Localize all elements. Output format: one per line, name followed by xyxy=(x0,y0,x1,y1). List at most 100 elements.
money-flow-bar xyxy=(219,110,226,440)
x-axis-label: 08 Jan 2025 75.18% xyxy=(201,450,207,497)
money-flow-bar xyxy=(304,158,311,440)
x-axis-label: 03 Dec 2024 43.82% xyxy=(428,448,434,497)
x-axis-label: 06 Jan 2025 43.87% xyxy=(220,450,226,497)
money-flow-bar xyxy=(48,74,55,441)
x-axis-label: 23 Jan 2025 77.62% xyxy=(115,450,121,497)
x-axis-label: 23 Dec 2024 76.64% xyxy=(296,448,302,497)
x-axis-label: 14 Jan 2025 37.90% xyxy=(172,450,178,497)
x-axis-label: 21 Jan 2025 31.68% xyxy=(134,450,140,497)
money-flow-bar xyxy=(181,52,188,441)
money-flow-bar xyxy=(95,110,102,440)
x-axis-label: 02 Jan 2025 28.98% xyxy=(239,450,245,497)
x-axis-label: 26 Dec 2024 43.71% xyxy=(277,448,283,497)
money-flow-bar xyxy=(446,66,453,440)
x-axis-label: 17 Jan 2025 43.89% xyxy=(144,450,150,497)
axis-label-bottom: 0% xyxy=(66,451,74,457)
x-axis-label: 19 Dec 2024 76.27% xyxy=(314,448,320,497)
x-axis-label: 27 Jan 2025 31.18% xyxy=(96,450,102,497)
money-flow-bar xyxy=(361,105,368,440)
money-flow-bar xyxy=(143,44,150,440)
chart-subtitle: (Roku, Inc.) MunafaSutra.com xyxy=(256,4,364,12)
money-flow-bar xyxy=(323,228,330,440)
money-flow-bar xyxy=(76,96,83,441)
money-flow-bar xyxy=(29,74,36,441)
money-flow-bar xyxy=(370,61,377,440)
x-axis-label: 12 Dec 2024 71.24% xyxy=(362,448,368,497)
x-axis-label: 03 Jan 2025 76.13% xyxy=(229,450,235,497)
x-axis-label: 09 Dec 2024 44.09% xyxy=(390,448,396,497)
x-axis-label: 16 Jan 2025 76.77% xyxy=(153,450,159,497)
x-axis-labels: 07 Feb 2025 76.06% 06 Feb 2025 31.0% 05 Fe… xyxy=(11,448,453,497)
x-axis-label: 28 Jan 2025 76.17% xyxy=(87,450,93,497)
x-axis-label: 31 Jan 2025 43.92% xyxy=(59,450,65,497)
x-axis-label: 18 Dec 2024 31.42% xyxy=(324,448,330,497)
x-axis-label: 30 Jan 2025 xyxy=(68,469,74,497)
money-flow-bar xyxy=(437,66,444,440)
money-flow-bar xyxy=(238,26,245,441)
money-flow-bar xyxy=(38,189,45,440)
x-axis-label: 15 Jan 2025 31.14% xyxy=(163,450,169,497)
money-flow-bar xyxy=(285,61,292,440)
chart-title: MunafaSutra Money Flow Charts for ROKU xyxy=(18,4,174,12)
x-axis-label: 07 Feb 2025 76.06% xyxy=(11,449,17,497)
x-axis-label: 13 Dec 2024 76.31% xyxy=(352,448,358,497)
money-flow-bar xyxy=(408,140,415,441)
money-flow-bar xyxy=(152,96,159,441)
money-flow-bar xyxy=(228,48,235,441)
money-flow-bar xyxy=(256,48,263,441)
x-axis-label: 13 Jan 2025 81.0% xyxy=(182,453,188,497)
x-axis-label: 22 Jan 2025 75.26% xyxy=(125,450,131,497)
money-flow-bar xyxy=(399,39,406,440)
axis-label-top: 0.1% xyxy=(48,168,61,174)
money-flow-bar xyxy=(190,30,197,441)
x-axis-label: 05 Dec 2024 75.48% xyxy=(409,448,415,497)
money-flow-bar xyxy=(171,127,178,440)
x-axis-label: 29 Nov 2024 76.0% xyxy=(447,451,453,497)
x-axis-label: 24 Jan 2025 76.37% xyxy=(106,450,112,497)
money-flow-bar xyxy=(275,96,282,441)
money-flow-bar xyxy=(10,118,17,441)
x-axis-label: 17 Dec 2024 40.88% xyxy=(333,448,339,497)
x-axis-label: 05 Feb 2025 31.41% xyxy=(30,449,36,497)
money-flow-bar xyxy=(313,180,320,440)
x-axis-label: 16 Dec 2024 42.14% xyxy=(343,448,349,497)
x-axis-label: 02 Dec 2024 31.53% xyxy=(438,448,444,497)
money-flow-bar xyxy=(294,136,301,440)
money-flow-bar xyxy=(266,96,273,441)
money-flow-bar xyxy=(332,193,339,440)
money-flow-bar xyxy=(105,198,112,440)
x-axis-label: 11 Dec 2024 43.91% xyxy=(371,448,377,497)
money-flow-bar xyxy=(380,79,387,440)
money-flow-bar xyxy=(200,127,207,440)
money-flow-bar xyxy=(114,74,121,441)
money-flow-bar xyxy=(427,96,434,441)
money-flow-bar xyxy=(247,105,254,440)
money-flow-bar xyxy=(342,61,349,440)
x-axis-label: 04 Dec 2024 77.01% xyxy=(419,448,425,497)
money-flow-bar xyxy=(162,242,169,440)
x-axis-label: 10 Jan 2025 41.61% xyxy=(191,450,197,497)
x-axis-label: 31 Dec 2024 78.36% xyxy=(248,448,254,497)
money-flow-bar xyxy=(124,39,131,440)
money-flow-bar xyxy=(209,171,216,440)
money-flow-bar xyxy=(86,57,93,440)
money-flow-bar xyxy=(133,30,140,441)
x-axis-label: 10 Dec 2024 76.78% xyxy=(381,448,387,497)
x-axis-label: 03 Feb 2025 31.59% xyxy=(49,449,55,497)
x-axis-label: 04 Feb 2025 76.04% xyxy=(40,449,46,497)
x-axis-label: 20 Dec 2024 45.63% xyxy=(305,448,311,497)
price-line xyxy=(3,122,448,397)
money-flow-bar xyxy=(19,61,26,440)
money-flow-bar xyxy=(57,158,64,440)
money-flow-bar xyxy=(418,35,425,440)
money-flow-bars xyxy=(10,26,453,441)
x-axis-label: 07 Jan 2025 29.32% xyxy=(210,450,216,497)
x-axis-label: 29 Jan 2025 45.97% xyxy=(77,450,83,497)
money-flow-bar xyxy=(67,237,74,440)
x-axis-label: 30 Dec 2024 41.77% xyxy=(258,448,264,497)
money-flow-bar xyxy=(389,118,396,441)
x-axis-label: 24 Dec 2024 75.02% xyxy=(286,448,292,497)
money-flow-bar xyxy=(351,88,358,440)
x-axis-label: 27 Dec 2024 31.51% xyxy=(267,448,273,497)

Prompt
Retype all of the data above line for line, with no changes.

Task result
Localize all elements. Output format: one per line, name followed by xyxy=(x0,y0,x1,y1). List at most 100 elements.
money-flow-bar xyxy=(219,110,226,440)
x-axis-label: 08 Jan 2025 75.18% xyxy=(201,450,207,497)
money-flow-bar xyxy=(304,158,311,440)
x-axis-label: 03 Dec 2024 43.82% xyxy=(428,448,434,497)
x-axis-label: 06 Jan 2025 43.87% xyxy=(220,450,226,497)
money-flow-bar xyxy=(48,74,55,441)
x-axis-label: 23 Jan 2025 77.62% xyxy=(115,450,121,497)
x-axis-label: 23 Dec 2024 76.64% xyxy=(296,448,302,497)
x-axis-label: 14 Jan 2025 37.90% xyxy=(172,450,178,497)
x-axis-label: 21 Jan 2025 31.68% xyxy=(134,450,140,497)
money-flow-bar xyxy=(181,52,188,441)
money-flow-bar xyxy=(95,110,102,440)
x-axis-label: 02 Jan 2025 28.98% xyxy=(239,450,245,497)
x-axis-label: 26 Dec 2024 43.71% xyxy=(277,448,283,497)
money-flow-bar xyxy=(446,66,453,440)
x-axis-label: 17 Jan 2025 43.89% xyxy=(144,450,150,497)
axis-label-bottom: 0% xyxy=(66,451,74,457)
x-axis-label: 19 Dec 2024 76.27% xyxy=(314,448,320,497)
x-axis-label: 27 Jan 2025 31.18% xyxy=(96,450,102,497)
money-flow-bar xyxy=(361,105,368,440)
money-flow-bar xyxy=(143,44,150,440)
chart-subtitle: (Roku, Inc.) MunafaSutra.com xyxy=(256,4,364,12)
money-flow-bar xyxy=(323,228,330,440)
money-flow-bar xyxy=(76,96,83,441)
money-flow-bar xyxy=(29,74,36,441)
money-flow-bar xyxy=(370,61,377,440)
x-axis-label: 12 Dec 2024 71.24% xyxy=(362,448,368,497)
x-axis-label: 03 Jan 2025 76.13% xyxy=(229,450,235,497)
x-axis-label: 09 Dec 2024 44.09% xyxy=(390,448,396,497)
x-axis-label: 16 Jan 2025 76.77% xyxy=(153,450,159,497)
x-axis-labels: 07 Feb 2025 76.06% 06 Feb 2025 31.0% 05 Fe… xyxy=(11,448,453,497)
x-axis-label: 28 Jan 2025 76.17% xyxy=(87,450,93,497)
x-axis-label: 31 Jan 2025 43.92% xyxy=(59,450,65,497)
x-axis-label: 18 Dec 2024 31.42% xyxy=(324,448,330,497)
x-axis-label: 30 Jan 2025 xyxy=(68,469,74,497)
money-flow-bar xyxy=(437,66,444,440)
money-flow-bar xyxy=(238,26,245,441)
money-flow-bar xyxy=(38,189,45,440)
x-axis-label: 15 Jan 2025 31.14% xyxy=(163,450,169,497)
money-flow-bar xyxy=(285,61,292,440)
chart-title: MunafaSutra Money Flow Charts for ROKU xyxy=(18,4,174,12)
x-axis-label: 07 Feb 2025 76.06% xyxy=(11,449,17,497)
x-axis-label: 13 Dec 2024 76.31% xyxy=(352,448,358,497)
money-flow-bar xyxy=(408,140,415,441)
money-flow-bar xyxy=(152,96,159,441)
money-flow-bar xyxy=(228,48,235,441)
money-flow-bar xyxy=(256,48,263,441)
x-axis-label: 13 Jan 2025 81.0% xyxy=(182,453,188,497)
x-axis-label: 22 Jan 2025 75.26% xyxy=(125,450,131,497)
money-flow-bar xyxy=(399,39,406,440)
axis-label-top: 0.1% xyxy=(48,168,61,174)
money-flow-bar xyxy=(190,30,197,441)
x-axis-label: 05 Dec 2024 75.48% xyxy=(409,448,415,497)
money-flow-bar xyxy=(171,127,178,440)
x-axis-label: 29 Nov 2024 76.0% xyxy=(447,451,453,497)
x-axis-label: 24 Jan 2025 76.37% xyxy=(106,450,112,497)
money-flow-bar xyxy=(275,96,282,441)
money-flow-bar xyxy=(10,118,17,441)
x-axis-label: 17 Dec 2024 40.88% xyxy=(333,448,339,497)
x-axis-label: 05 Feb 2025 31.41% xyxy=(30,449,36,497)
money-flow-bar xyxy=(313,180,320,440)
x-axis-label: 16 Dec 2024 42.14% xyxy=(343,448,349,497)
x-axis-label: 02 Dec 2024 31.53% xyxy=(438,448,444,497)
money-flow-bar xyxy=(294,136,301,440)
money-flow-bar xyxy=(266,96,273,441)
money-flow-bar xyxy=(332,193,339,440)
money-flow-bar xyxy=(105,198,112,440)
x-axis-label: 11 Dec 2024 43.91% xyxy=(371,448,377,497)
money-flow-bar xyxy=(380,79,387,440)
money-flow-bar xyxy=(200,127,207,440)
money-flow-bar xyxy=(114,74,121,441)
money-flow-bar xyxy=(427,96,434,441)
money-flow-bar xyxy=(247,105,254,440)
money-flow-bar xyxy=(342,61,349,440)
x-axis-label: 04 Dec 2024 77.01% xyxy=(419,448,425,497)
money-flow-bar xyxy=(162,242,169,440)
x-axis-label: 10 Jan 2025 41.61% xyxy=(191,450,197,497)
x-axis-label: 31 Dec 2024 78.36% xyxy=(248,448,254,497)
money-flow-bar xyxy=(124,39,131,440)
money-flow-bar xyxy=(209,171,216,440)
money-flow-bar xyxy=(86,57,93,440)
money-flow-bar xyxy=(133,30,140,441)
x-axis-label: 10 Dec 2024 76.78% xyxy=(381,448,387,497)
x-axis-label: 03 Feb 2025 31.59% xyxy=(49,449,55,497)
x-axis-label: 04 Feb 2025 76.04% xyxy=(40,449,46,497)
x-axis-label: 20 Dec 2024 45.63% xyxy=(305,448,311,497)
price-line xyxy=(3,122,448,397)
money-flow-bar xyxy=(19,61,26,440)
money-flow-bar xyxy=(57,158,64,440)
money-flow-bar xyxy=(418,35,425,440)
money-flow-bars xyxy=(10,26,453,441)
x-axis-label: 07 Jan 2025 29.32% xyxy=(210,450,216,497)
x-axis-label: 29 Jan 2025 45.97% xyxy=(77,450,83,497)
money-flow-bar xyxy=(67,237,74,440)
x-axis-label: 30 Dec 2024 41.77% xyxy=(258,448,264,497)
money-flow-bar xyxy=(389,118,396,441)
x-axis-label: 24 Dec 2024 75.02% xyxy=(286,448,292,497)
money-flow-bar xyxy=(351,88,358,440)
x-axis-label: 27 Dec 2024 31.51% xyxy=(267,448,273,497)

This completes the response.